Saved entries
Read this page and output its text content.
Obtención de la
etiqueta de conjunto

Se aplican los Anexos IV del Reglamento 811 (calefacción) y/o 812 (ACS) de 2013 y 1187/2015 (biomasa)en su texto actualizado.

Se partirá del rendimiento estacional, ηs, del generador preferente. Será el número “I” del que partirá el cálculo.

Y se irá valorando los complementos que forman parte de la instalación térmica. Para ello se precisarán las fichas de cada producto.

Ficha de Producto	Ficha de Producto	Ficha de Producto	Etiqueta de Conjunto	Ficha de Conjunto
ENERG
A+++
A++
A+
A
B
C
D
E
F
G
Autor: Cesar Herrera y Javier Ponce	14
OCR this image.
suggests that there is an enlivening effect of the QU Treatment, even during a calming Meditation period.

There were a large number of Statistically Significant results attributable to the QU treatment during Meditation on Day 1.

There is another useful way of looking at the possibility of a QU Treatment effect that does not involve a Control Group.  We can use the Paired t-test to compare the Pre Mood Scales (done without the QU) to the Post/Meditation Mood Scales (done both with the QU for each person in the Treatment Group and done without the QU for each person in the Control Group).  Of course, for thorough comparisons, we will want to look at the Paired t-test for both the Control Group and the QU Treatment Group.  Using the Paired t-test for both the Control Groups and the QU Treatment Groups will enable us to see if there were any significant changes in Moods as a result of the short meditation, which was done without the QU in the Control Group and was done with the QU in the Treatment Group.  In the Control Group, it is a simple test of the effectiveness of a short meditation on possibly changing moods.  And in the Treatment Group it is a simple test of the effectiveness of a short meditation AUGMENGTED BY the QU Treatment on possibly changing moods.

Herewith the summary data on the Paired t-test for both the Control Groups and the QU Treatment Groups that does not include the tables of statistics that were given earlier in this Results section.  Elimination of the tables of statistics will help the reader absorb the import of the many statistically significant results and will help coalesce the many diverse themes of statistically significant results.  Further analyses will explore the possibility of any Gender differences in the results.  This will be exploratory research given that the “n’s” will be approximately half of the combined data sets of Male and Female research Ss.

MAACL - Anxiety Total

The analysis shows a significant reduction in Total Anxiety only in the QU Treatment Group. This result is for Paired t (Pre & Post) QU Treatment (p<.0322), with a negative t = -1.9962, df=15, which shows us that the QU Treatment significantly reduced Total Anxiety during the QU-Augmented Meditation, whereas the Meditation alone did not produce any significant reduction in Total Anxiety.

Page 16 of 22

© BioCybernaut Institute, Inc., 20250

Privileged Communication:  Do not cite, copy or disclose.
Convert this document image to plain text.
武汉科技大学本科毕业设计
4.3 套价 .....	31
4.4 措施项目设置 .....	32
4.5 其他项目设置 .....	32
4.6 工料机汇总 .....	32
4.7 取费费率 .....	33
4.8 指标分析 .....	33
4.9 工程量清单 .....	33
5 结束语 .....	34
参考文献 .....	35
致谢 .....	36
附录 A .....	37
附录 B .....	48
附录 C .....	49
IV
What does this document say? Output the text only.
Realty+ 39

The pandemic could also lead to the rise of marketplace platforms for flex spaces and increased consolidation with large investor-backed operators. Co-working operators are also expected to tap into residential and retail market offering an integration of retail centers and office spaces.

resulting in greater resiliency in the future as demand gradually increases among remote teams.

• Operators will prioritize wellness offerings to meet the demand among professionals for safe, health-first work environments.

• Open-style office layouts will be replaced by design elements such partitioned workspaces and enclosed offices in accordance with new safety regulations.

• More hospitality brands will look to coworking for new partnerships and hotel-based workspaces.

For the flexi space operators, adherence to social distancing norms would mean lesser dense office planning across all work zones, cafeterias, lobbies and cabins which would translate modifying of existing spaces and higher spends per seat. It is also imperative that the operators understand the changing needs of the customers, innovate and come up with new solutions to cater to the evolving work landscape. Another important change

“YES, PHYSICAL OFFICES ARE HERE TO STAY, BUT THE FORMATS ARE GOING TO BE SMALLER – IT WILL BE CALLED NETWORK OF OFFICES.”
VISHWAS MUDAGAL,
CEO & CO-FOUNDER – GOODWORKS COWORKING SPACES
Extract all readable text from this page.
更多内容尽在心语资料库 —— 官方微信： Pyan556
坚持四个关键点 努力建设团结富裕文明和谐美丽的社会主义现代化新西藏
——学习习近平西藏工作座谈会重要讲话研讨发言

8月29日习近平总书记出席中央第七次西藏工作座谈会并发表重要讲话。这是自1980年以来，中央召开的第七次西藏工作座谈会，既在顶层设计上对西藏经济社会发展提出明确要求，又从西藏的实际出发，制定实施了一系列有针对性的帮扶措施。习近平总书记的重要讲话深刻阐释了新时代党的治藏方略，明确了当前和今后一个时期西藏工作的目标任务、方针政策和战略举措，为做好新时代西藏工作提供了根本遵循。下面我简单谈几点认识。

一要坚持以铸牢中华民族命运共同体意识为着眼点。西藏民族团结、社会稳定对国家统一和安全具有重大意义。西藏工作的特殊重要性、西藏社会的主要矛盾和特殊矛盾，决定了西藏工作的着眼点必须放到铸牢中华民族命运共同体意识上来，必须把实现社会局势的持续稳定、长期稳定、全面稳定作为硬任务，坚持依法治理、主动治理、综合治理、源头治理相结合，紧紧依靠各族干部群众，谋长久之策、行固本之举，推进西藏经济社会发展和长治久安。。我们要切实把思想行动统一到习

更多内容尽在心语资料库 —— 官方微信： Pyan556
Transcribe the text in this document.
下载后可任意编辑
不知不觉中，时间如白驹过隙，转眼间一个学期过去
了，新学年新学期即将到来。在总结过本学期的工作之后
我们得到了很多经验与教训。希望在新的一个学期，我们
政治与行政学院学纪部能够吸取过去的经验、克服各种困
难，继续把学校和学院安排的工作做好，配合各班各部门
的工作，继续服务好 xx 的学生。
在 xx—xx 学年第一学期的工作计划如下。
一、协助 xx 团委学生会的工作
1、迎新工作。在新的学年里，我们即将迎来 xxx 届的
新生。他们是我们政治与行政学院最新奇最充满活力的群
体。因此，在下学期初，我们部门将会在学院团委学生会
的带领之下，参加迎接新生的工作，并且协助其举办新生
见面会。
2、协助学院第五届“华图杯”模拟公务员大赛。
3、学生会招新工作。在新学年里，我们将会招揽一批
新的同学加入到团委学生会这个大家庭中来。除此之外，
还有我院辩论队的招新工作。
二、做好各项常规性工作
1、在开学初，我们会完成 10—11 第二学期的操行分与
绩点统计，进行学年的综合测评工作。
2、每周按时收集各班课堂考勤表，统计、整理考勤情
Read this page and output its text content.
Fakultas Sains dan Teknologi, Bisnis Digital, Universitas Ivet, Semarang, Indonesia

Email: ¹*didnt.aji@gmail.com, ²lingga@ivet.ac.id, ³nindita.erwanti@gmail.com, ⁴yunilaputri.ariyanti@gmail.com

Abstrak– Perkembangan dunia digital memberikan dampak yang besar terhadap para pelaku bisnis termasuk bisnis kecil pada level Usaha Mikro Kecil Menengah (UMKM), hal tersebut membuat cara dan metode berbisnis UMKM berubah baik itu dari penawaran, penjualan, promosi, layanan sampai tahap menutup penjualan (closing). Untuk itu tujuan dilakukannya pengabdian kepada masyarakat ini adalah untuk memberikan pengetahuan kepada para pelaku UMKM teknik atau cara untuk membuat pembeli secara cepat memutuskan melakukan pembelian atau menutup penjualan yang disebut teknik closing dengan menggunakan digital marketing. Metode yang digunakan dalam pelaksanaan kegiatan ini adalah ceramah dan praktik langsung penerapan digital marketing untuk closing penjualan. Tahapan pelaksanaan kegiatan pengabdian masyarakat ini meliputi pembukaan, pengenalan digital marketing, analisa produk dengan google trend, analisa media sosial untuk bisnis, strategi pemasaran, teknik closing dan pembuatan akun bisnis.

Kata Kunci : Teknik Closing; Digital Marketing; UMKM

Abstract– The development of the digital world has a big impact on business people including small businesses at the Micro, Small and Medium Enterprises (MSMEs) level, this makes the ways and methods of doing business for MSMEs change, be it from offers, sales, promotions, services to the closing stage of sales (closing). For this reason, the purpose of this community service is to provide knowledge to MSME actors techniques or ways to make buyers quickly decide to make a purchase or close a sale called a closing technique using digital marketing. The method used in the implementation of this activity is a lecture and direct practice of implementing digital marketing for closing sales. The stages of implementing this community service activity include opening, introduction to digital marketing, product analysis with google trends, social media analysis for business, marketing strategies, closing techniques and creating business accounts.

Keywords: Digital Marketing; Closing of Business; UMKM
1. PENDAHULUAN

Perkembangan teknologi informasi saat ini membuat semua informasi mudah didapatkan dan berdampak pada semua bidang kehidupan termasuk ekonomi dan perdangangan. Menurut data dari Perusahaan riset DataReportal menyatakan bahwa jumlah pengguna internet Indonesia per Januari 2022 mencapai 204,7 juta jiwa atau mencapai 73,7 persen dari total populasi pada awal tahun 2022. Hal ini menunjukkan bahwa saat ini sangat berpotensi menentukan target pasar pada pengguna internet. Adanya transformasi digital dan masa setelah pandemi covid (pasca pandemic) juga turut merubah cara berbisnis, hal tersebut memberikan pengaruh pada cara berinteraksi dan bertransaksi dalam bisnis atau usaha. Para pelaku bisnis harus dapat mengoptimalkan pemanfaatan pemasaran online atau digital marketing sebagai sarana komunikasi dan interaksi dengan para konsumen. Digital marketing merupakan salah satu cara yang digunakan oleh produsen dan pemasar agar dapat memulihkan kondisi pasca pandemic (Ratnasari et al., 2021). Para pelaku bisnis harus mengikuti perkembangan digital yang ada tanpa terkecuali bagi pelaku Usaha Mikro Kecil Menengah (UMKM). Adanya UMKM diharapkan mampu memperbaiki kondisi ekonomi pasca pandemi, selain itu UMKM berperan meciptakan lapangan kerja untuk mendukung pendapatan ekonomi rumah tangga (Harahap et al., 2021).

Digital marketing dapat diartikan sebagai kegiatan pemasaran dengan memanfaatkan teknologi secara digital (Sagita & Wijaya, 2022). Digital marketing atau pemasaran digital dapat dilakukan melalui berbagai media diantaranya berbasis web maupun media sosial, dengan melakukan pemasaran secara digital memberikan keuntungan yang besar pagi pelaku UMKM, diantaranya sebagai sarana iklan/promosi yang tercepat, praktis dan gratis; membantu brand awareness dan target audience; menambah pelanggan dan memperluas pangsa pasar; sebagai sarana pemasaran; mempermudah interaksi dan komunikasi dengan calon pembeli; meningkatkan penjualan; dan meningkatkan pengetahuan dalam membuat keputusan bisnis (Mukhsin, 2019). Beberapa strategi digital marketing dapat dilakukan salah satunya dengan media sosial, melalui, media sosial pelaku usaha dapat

» Stated problem: Scan the lines for the string "look". Copy out each line that matches.

» Answer to the task:
There is another useful way of looking at the possibility of a QU Treatment effect that does not involve a Control Group.  We can use the Paired t-test to compare the Pre Mood Scales (done without the QU) to the Post/Meditation Mood Scales (done both with the QU for each person in the Treatment Group and done without the QU for each person in the Control Group).  Of course, for thorough comparisons, we will want to look at the Paired t-test for both the Control Group and the QU Treatment Group.  Using the Paired t-test for both the Control Groups and the QU Treatment Groups will enable us to see if there were any significant changes in Moods as a result of the short meditation, which was done without the QU in the Control Group and was done with the QU in the Treatment Group.  In the Control Group, it is a simple test of the effectiveness of a short meditation on possibly changing moods.  And in the Treatment Group it is a simple test of the effectiveness of a short meditation AUGMENGTED BY the QU Treatment on possibly changing moods.
• More hospitality brands will look to coworking for new partnerships and hotel-based workspaces.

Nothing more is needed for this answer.